→ **Exercise instructions**: Within the records that follow, find every line containing the string "color". Copy those lines.

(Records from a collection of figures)
****************

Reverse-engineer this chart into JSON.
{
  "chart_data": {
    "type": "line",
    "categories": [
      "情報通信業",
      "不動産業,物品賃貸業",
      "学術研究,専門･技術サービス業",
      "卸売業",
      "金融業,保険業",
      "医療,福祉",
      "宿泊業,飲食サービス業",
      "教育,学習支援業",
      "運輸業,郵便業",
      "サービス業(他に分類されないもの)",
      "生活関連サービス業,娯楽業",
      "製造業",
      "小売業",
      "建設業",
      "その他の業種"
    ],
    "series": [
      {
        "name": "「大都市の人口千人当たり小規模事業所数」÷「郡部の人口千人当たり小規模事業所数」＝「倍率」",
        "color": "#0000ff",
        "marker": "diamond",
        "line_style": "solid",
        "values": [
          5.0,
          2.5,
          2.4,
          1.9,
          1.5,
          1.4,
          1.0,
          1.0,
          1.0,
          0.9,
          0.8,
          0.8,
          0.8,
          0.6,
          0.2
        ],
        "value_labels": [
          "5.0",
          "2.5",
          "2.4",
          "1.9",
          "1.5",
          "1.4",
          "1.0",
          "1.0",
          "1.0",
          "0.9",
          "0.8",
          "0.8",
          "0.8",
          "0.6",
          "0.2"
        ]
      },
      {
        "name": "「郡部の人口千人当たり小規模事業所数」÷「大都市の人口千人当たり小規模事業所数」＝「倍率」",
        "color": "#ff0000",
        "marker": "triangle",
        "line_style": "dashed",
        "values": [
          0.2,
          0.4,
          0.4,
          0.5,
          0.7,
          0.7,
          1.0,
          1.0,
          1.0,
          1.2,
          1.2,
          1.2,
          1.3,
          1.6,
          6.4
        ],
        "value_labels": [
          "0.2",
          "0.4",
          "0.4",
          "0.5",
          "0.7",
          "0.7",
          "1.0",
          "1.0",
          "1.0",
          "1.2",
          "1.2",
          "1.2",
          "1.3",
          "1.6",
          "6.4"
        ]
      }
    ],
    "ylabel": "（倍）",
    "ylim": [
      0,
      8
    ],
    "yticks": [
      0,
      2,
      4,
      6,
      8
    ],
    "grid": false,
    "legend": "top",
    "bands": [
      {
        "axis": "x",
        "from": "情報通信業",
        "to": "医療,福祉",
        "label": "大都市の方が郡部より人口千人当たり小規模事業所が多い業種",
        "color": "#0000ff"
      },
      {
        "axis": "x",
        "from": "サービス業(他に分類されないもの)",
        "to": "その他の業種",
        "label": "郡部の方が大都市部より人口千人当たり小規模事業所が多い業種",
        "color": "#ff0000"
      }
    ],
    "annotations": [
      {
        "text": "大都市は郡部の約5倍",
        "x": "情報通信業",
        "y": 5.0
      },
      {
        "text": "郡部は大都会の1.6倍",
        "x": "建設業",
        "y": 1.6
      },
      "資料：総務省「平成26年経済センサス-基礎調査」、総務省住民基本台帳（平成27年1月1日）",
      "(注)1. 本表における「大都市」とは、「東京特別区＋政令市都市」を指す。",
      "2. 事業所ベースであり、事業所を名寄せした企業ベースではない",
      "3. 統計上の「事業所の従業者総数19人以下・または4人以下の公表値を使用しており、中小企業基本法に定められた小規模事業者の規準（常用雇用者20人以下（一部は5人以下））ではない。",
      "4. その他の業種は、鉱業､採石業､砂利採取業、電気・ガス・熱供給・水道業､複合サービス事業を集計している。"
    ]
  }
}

****************

→ **Result**:
        "color": "#0000ff",
        "color": "#ff0000",
        "color": "#0000ff"
        "color": "#ff0000"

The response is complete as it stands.